• **Aim**
Copy each line of the records that holds the string "Yards".

-- Begin --

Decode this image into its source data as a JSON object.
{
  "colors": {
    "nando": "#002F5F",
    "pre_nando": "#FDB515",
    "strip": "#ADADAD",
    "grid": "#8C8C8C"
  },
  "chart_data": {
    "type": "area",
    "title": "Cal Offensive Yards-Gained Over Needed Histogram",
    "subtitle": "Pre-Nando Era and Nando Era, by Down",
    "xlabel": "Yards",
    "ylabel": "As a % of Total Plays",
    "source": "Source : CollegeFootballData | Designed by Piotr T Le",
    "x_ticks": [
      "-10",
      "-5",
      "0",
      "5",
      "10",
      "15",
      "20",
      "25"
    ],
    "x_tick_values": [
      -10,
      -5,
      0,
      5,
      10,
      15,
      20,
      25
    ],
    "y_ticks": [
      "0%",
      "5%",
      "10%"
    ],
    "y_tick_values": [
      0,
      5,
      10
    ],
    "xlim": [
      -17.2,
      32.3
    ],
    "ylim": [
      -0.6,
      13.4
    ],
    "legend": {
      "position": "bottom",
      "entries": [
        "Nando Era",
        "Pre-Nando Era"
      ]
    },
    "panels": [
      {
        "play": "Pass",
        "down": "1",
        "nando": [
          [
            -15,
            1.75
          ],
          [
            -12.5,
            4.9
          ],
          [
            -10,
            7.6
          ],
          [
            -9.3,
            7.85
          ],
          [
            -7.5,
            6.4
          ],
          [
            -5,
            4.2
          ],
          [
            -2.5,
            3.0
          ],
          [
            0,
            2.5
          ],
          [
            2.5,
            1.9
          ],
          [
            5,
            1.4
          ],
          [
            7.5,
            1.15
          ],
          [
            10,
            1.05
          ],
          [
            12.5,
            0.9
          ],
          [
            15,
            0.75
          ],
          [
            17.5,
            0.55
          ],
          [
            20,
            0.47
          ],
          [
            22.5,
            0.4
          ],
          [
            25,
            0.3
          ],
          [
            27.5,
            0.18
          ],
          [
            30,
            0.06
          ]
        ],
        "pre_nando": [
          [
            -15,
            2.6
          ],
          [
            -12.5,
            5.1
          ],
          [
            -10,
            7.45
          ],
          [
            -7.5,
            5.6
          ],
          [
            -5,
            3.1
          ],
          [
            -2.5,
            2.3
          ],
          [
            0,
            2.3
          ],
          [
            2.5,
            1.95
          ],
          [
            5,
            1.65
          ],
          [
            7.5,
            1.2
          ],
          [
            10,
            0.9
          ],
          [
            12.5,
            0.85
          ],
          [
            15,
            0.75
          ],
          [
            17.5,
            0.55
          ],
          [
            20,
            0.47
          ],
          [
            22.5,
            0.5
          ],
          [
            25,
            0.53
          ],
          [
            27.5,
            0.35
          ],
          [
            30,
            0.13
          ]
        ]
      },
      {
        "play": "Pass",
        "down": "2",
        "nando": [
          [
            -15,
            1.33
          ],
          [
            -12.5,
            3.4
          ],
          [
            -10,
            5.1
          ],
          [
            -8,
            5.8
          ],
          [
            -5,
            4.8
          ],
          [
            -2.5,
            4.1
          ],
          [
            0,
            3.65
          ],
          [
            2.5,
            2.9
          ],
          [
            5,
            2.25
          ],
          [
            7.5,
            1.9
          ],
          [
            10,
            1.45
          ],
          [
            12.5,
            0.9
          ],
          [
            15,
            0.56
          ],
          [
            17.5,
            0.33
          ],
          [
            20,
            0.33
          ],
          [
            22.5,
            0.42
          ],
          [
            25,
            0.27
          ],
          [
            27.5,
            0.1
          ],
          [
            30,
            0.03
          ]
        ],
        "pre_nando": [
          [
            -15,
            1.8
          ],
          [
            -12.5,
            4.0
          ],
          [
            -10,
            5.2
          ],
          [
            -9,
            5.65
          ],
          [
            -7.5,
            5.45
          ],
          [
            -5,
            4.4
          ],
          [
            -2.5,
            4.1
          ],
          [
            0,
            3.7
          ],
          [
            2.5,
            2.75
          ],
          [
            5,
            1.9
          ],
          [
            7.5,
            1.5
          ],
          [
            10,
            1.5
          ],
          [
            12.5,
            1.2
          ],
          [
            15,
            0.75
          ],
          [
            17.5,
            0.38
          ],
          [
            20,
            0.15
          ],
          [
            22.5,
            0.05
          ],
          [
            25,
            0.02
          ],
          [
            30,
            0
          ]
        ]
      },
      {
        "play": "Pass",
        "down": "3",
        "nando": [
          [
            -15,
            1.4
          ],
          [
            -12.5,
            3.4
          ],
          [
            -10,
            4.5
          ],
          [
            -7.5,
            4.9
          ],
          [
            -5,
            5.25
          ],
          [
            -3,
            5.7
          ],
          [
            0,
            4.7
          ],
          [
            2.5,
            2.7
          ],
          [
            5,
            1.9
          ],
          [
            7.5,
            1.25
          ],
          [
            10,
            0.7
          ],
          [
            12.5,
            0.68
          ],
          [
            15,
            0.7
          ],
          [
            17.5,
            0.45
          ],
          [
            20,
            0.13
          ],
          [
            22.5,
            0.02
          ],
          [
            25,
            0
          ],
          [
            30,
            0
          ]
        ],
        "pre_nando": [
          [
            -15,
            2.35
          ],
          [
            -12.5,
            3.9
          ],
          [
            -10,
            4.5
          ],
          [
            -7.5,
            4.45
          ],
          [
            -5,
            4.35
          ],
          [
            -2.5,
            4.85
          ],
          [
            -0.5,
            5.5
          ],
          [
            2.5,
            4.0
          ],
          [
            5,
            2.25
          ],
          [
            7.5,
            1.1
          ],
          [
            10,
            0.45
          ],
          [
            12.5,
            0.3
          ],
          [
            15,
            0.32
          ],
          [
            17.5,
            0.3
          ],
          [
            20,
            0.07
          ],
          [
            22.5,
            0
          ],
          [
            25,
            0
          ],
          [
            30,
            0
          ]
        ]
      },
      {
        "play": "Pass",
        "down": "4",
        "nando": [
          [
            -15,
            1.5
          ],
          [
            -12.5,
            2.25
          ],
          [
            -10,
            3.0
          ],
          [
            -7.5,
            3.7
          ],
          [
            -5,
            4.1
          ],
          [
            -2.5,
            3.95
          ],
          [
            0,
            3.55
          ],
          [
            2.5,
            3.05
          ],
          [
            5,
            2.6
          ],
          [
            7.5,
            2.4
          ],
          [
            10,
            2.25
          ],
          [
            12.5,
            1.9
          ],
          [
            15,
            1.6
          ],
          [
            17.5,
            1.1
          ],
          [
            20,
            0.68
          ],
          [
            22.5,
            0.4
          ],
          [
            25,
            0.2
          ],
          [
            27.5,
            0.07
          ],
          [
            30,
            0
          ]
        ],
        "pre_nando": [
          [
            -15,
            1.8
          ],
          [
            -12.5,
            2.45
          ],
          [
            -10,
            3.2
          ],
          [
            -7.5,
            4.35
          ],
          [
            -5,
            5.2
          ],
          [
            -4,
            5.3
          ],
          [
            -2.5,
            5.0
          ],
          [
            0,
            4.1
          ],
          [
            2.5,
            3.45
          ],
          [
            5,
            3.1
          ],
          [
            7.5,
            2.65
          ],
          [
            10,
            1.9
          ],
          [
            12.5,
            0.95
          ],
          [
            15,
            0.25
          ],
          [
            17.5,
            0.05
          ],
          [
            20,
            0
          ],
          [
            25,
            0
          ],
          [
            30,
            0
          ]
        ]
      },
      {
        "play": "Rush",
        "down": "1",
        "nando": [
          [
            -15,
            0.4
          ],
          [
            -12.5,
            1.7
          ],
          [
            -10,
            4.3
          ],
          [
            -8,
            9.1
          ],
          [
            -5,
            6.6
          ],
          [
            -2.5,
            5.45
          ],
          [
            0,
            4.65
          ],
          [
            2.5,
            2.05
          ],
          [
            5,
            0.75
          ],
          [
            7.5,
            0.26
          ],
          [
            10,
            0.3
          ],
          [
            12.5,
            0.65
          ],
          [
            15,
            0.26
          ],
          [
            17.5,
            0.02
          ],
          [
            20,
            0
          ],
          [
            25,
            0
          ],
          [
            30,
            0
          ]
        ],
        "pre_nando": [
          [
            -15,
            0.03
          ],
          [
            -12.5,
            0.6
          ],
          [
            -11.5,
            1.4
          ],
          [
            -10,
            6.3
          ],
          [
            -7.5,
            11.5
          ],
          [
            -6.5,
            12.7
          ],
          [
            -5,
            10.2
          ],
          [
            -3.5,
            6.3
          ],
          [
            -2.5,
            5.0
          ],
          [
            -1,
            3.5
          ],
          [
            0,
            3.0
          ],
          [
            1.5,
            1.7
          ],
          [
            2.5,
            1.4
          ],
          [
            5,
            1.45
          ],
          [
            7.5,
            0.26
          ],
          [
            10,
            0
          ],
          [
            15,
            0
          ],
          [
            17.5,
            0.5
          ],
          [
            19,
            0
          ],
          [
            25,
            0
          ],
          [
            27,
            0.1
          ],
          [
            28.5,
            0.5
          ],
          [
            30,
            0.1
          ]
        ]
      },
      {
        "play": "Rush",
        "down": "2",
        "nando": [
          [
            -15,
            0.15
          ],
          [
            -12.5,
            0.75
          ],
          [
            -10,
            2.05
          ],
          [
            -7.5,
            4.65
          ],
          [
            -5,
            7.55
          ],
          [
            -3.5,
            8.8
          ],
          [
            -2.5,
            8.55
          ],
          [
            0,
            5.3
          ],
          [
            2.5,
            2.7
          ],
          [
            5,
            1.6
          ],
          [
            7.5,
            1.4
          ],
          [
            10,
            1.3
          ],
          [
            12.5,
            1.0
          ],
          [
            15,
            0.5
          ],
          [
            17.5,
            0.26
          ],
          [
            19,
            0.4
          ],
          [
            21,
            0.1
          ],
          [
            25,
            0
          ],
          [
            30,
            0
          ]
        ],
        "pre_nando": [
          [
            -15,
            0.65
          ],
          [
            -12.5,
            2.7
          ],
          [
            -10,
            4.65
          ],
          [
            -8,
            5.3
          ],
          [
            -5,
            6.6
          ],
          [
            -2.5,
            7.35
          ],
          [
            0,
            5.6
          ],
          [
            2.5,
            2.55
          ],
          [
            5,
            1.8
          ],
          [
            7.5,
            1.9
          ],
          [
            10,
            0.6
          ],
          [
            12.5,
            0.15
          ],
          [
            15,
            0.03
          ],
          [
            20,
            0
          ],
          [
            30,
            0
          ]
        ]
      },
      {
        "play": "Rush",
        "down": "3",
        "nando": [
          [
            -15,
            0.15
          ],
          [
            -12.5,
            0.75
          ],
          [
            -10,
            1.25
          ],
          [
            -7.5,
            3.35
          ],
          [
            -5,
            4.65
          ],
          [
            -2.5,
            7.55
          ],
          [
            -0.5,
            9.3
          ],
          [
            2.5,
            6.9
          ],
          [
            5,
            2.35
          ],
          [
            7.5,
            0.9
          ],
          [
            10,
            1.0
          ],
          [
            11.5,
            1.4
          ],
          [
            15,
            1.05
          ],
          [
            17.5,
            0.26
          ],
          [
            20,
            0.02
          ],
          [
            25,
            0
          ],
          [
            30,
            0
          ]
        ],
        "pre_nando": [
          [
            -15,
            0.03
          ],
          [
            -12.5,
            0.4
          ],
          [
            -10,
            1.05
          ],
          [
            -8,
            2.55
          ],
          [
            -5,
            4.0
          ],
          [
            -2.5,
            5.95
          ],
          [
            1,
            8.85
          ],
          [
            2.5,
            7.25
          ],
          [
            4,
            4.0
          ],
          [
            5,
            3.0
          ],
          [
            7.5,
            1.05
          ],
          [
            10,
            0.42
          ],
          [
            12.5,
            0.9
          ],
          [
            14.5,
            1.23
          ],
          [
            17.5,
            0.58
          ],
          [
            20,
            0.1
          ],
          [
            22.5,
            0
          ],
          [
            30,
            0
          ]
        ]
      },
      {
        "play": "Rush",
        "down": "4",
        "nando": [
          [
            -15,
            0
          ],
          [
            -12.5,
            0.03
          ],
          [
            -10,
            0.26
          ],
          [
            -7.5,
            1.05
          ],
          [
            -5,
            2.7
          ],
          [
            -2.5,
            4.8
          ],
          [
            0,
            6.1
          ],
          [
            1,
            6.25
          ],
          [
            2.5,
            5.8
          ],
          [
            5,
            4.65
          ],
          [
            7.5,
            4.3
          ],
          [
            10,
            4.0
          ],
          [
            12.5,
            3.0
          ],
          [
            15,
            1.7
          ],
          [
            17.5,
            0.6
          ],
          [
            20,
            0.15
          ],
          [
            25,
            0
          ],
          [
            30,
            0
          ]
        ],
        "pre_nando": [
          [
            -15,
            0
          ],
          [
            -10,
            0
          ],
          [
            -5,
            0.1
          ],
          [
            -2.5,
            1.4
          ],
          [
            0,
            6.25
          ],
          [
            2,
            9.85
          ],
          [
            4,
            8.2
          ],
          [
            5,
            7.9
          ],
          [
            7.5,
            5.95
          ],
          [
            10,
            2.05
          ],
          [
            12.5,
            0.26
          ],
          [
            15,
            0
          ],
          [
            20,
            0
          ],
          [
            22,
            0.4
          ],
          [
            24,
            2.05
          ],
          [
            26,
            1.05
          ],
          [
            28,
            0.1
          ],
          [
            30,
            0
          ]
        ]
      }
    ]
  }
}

-- End --

• **Expected output**
    "title": "Cal Offensive Yards-Gained Over Needed Histogram",
    "xlabel": "Yards",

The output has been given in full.